**SET TASK A:**
In the passage on the price of justice, what does justice essentially mean?
* * * * * * * * *
It is at best nonsensical if justice would have a price, for justice essentially means the complete absence of anything unjust or of anything inequitable. Furthermore, if Justice should have a price, it will obliterate the fundamental essence of Human Rights by which the society takes its shape and form, and without which the very nature of society, of social order and human existence altogether, will only be chaotic and devastated.
That, we believe, is why Justice is put on a pedestal by every social entity all around the world. However, what is in practice, especially in relation to the government and the people, seems often otherwise, in a manner that the idea of Justice is often obliterated and the common people are demanded to pay a price for which is naturally theirs -the price of Justice.
I was enkindled to come to think of the price of Justice with the thought of what people have to through just to have justice rightly served. To think of, it is already a high price to pay to go through all the procedures to have a judge judge your case. What is worse is to not be heard and neither listened to in spite of the fact that the world stands witness to your case. Whose fault then it is that you are right but you cannot be right? Who should be accountable and answerable when justice is denied? Who will plead the case for the poor and the unheard when justice has a price that high?
* * * * * * * * *
**SET TASK B:**
In the rows below, render as a numbered list the lines beginning with the line containing "- FancyBboxPatch shape: [735, 129, 764, 170]" and continuing through the line containing "- FancyBboxPatch shape: [827, 96, 843, 122]". Leave out any blank lines.

**RECORD LIST:**
* * * * * * * * *
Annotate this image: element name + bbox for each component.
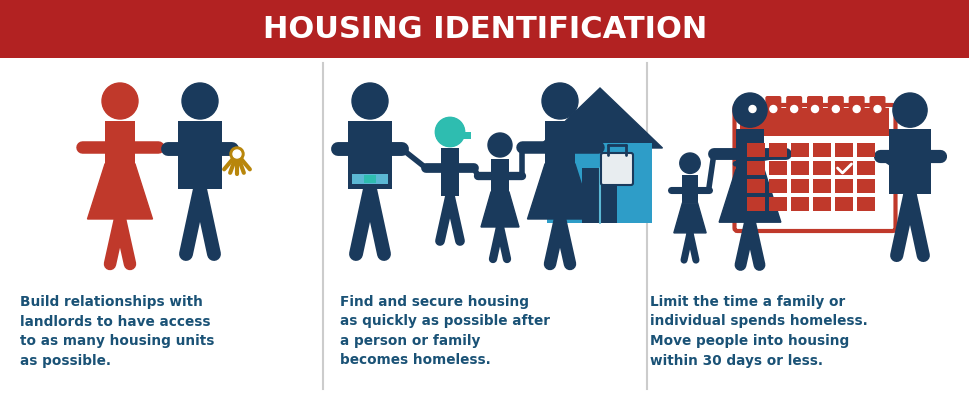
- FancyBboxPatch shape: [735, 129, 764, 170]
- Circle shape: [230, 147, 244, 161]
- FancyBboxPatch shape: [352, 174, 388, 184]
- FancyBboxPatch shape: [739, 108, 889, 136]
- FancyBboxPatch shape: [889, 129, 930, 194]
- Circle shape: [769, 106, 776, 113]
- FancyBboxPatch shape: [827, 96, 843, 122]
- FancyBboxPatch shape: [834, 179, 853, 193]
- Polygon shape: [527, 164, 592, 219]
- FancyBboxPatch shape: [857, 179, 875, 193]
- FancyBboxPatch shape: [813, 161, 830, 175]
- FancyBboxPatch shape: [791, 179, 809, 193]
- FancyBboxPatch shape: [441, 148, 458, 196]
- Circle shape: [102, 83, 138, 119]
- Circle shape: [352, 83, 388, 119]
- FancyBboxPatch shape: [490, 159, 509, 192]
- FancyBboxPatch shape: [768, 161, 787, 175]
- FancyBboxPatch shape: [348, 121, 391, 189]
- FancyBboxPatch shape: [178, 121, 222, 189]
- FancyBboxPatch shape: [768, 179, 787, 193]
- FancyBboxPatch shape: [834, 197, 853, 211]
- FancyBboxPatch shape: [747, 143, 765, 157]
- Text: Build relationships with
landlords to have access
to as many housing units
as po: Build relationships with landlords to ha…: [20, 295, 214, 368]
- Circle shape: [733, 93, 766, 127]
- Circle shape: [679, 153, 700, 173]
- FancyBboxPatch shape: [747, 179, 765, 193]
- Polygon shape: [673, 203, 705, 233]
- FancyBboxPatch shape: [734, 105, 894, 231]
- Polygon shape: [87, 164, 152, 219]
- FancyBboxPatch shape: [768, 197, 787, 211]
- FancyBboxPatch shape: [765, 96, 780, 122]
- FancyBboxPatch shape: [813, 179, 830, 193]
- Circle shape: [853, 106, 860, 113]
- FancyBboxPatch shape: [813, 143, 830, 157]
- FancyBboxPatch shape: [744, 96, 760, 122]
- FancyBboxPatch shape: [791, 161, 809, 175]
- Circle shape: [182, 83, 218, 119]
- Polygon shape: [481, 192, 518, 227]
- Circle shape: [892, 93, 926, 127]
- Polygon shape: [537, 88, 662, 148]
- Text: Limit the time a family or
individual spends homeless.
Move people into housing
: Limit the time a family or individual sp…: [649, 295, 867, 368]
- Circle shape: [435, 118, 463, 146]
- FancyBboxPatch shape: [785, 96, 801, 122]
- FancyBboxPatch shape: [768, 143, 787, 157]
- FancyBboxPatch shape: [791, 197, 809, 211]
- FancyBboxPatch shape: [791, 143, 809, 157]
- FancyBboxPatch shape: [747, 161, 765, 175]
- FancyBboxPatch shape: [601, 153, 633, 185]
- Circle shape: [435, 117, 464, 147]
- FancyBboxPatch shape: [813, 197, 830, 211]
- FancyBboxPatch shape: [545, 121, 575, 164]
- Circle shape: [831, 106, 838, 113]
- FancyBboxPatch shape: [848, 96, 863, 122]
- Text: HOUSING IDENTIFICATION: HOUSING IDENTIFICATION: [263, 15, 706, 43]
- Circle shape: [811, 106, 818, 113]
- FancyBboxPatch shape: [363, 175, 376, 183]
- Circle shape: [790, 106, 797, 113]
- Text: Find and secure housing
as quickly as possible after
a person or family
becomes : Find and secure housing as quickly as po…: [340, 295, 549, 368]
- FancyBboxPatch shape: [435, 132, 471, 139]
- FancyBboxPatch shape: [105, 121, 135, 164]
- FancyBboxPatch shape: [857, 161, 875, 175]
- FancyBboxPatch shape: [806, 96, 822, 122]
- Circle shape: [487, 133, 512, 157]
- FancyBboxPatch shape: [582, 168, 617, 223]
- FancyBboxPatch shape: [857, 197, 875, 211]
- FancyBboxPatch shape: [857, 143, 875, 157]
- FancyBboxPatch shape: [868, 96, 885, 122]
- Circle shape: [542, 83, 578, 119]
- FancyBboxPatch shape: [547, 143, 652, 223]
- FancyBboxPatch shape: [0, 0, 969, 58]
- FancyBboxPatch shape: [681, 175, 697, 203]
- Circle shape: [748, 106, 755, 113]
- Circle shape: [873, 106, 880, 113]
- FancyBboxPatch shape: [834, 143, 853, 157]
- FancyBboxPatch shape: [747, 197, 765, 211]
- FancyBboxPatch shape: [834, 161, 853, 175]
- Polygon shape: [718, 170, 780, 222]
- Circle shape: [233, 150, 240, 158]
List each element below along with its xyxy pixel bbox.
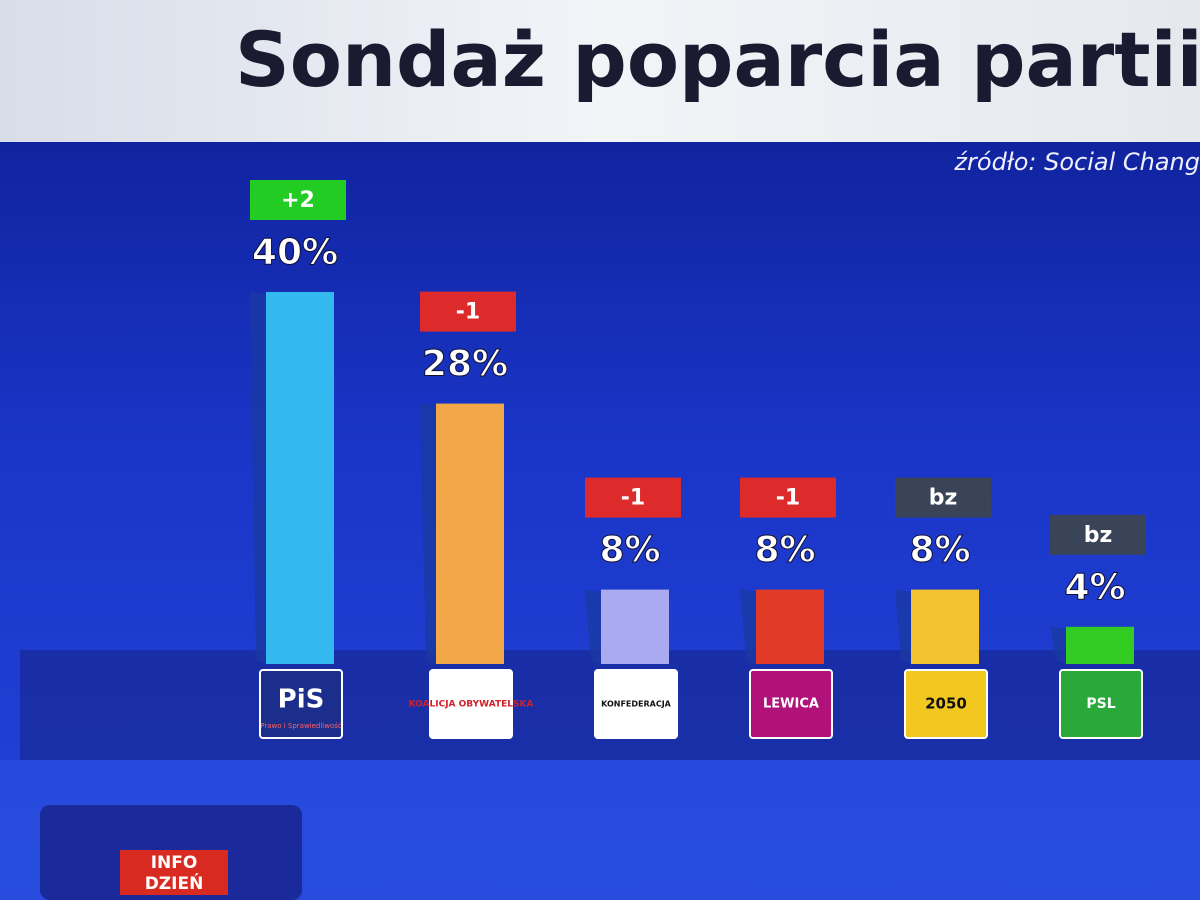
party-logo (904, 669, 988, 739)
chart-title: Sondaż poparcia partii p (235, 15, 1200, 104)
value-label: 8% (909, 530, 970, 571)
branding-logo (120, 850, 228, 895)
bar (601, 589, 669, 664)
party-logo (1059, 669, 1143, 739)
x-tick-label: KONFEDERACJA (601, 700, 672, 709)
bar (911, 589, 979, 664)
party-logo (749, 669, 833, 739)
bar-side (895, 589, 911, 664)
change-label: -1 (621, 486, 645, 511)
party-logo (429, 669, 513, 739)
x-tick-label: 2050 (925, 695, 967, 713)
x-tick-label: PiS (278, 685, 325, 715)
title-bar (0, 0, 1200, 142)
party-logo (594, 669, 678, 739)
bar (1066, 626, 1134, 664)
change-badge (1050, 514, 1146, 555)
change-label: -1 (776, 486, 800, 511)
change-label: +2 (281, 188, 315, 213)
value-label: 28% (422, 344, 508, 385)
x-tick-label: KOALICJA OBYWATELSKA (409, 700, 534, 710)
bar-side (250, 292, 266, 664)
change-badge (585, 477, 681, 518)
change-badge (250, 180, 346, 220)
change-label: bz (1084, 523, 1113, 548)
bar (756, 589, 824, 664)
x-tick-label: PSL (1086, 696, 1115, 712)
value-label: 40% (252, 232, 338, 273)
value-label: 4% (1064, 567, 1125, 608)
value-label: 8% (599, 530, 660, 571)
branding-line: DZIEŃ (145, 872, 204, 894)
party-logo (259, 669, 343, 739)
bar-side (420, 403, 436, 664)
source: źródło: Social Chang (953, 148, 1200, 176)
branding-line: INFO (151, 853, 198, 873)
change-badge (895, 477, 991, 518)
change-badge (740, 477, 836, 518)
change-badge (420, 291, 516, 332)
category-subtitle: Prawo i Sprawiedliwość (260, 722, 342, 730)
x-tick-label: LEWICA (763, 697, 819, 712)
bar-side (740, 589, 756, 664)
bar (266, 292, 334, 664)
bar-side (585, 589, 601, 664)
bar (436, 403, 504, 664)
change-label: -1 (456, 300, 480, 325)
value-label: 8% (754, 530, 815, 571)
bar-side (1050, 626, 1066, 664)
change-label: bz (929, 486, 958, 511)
* * * * * * * * *
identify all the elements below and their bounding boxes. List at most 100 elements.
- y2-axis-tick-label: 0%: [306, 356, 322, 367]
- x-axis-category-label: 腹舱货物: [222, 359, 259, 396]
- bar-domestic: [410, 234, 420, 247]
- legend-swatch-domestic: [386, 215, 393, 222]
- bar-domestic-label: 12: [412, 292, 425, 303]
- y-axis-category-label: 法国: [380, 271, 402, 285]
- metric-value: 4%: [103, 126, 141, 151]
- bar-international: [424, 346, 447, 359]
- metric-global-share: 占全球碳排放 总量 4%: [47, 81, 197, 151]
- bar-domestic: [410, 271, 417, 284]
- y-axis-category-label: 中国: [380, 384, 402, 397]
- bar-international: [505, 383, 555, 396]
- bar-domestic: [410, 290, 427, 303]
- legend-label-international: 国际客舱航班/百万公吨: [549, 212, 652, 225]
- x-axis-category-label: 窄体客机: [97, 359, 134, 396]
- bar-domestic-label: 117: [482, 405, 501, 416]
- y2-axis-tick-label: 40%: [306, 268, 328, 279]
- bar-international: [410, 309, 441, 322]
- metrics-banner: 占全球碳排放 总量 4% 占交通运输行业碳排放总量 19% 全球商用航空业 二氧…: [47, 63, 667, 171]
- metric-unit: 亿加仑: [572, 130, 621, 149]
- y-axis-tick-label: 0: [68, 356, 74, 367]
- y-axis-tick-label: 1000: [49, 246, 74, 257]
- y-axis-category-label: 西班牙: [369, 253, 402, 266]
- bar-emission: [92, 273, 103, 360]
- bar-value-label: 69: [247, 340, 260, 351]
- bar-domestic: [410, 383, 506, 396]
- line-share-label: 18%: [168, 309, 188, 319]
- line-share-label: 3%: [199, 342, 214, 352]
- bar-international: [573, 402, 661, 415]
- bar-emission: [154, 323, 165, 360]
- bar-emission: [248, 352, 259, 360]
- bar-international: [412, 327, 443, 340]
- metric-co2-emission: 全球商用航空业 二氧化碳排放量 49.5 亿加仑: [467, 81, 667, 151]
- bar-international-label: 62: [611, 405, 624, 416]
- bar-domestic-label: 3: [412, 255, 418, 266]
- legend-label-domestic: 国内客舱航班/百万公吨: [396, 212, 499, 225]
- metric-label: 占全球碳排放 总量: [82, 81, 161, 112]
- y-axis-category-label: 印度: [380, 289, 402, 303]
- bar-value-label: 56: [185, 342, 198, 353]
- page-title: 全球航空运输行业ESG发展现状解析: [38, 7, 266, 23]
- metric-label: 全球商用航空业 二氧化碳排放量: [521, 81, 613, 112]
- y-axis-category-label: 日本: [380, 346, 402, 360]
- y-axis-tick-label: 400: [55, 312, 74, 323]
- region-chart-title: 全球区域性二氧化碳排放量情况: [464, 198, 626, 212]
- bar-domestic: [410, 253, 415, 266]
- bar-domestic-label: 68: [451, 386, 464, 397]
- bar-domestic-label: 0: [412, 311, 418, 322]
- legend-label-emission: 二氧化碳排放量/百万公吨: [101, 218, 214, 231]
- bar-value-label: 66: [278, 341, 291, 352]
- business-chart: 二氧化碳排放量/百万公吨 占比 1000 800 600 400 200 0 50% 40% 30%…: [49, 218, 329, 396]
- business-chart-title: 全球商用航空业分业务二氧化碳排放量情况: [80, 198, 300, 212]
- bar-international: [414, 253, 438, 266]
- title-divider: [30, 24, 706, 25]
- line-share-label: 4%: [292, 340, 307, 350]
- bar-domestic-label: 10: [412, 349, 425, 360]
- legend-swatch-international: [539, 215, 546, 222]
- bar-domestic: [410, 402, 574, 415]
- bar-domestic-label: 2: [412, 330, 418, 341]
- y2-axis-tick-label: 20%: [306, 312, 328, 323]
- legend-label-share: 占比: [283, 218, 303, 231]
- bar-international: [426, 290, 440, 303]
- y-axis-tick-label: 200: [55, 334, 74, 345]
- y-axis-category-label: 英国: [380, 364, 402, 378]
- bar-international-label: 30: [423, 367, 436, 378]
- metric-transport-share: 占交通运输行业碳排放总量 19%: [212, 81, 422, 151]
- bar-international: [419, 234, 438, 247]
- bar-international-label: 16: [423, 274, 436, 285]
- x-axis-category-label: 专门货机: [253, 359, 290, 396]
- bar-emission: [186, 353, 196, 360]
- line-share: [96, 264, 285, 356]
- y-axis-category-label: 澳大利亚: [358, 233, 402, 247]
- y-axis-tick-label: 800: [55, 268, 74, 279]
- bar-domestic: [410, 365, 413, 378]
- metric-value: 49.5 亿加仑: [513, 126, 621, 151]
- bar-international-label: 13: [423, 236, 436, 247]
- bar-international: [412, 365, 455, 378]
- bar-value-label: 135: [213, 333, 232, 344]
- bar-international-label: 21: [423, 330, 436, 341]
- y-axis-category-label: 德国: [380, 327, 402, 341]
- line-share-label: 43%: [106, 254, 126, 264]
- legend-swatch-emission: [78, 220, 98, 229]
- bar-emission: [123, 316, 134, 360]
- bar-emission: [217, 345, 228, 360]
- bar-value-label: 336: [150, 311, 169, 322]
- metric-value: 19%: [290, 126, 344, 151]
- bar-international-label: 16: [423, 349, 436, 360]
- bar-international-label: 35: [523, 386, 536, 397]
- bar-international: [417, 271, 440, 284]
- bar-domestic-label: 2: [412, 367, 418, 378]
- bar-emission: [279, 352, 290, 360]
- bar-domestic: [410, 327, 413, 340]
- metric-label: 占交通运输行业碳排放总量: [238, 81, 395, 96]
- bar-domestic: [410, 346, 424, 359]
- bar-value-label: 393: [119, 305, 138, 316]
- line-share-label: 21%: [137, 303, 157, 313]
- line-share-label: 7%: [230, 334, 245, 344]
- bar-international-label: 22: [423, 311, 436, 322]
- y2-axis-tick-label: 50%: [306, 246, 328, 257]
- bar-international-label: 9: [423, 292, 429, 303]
* * * * * * * * *
**OUTPUT A:**
Justice essentially means the complete absence of anything unjust or of anything inequitable.

**OUTPUT B:**
1. - FancyBboxPatch shape: [735, 129, 764, 170]
2. - Circle shape: [230, 147, 244, 161]
3. - FancyBboxPatch shape: [352, 174, 388, 184]
4. - FancyBboxPatch shape: [739, 108, 889, 136]
5. - FancyBboxPatch shape: [889, 129, 930, 194]
6. - Circle shape: [769, 106, 776, 113]
7. - FancyBboxPatch shape: [827, 96, 843, 122]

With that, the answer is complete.